_Data supplied_
◇ ◇ ◇ ◇

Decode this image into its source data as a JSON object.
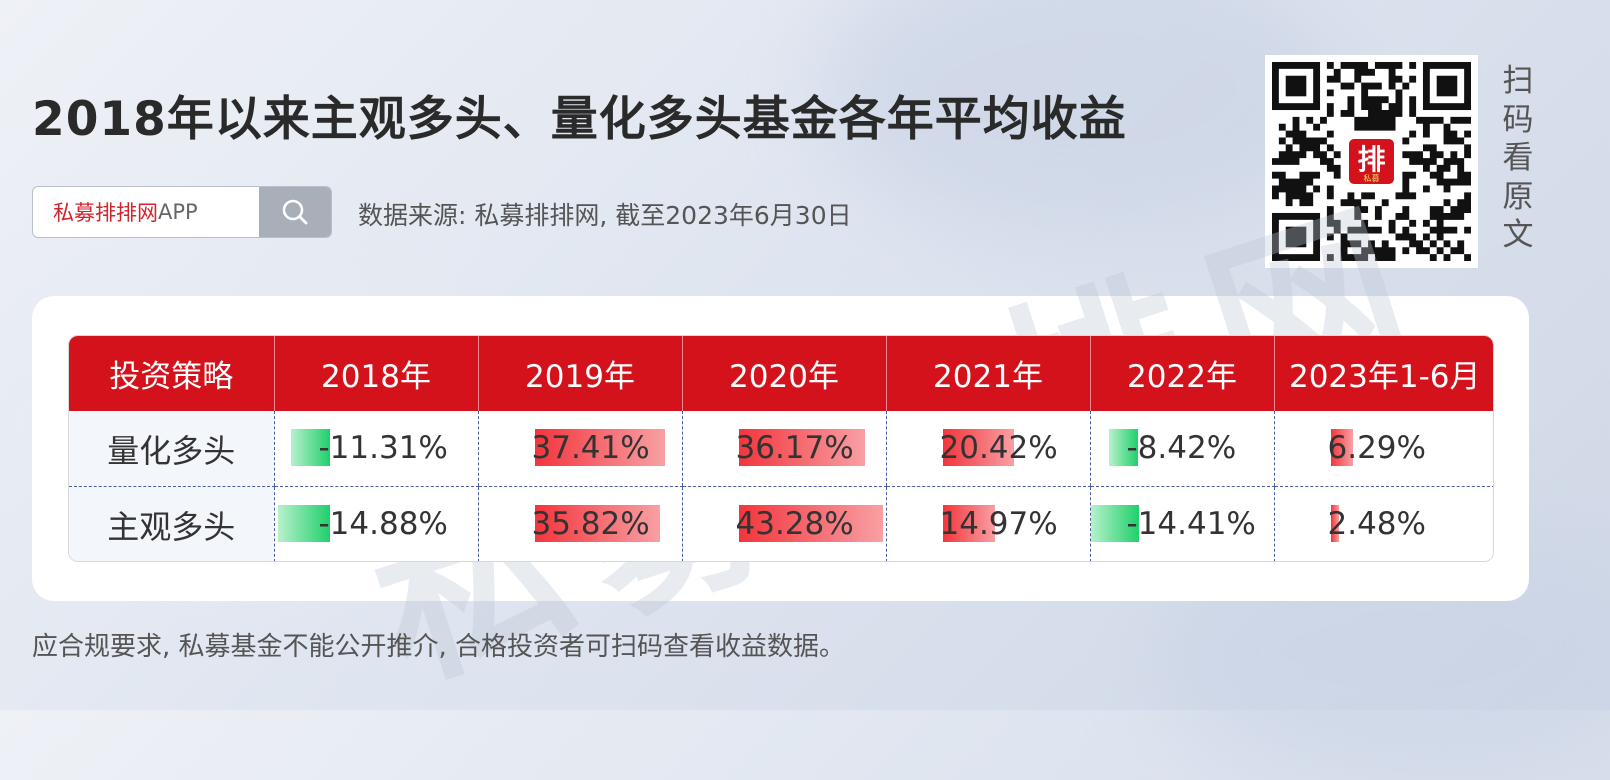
{
  "header": {
    "title": "2018年以来主观多头、量化多头基金各年平均收益",
    "search": {
      "brand": "私募排排网",
      "suffix": "APP",
      "icon": "search-icon"
    },
    "source": "数据来源: 私募排排网, 截至2023年6月30日"
  },
  "qr": {
    "label": "扫码看原文",
    "logo_text": "排",
    "logo_sub": "私募"
  },
  "watermark": "私募排排网",
  "footer": "应合规要求, 私募基金不能公开推介, 合格投资者可扫码查看收益数据。",
  "colors": {
    "header_red": "#d4121b",
    "positive": "#f3353c",
    "negative": "#1fd06b"
  },
  "chart_data": {
    "type": "table",
    "columns": [
      "投资策略",
      "2018年",
      "2019年",
      "2020年",
      "2021年",
      "2022年",
      "2023年1-6月"
    ],
    "rows": [
      {
        "strategy": "量化多头",
        "values": [
          -11.31,
          37.41,
          36.17,
          20.42,
          -8.42,
          6.29
        ],
        "labels": [
          "-11.31%",
          "37.41%",
          "36.17%",
          "20.42%",
          "-8.42%",
          "6.29%"
        ]
      },
      {
        "strategy": "主观多头",
        "values": [
          -14.88,
          35.82,
          43.28,
          14.97,
          -14.41,
          2.48
        ],
        "labels": [
          "-14.88%",
          "35.82%",
          "43.28%",
          "14.97%",
          "-14.41%",
          "2.48%"
        ]
      }
    ]
  }
}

◇ ◇ ◇ ◇

_Task description_
Quote the preceding records in their entirety, excluding every picture.

_Answer to this exercise_
Decode this image into its source data as a JSON object.
{
  "header": {
    "title": "2018年以来主观多头、量化多头基金各年平均收益",
    "search": {
      "brand": "私募排排网",
      "suffix": "APP",
      "icon": "search-icon"
    },
    "source": "数据来源: 私募排排网, 截至2023年6月30日"
  },
  "qr": {
    "label": "扫码看原文",
    "logo_text": "排",
    "logo_sub": "私募"
  },
  "watermark": "私募排排网",
  "footer": "应合规要求, 私募基金不能公开推介, 合格投资者可扫码查看收益数据。",
  "colors": {
    "header_red": "#d4121b",
    "positive": "#f3353c",
    "negative": "#1fd06b"
  },
  "chart_data": {
    "type": "table",
    "columns": [
      "投资策略",
      "2018年",
      "2019年",
      "2020年",
      "2021年",
      "2022年",
      "2023年1-6月"
    ],
    "rows": [
      {
        "strategy": "量化多头",
        "values": [
          -11.31,
          37.41,
          36.17,
          20.42,
          -8.42,
          6.29
        ],
        "labels": [
          "-11.31%",
          "37.41%",
          "36.17%",
          "20.42%",
          "-8.42%",
          "6.29%"
        ]
      },
      {
        "strategy": "主观多头",
        "values": [
          -14.88,
          35.82,
          43.28,
          14.97,
          -14.41,
          2.48
        ],
        "labels": [
          "-14.88%",
          "35.82%",
          "43.28%",
          "14.97%",
          "-14.41%",
          "2.48%"
        ]
      }
    ]
  }
}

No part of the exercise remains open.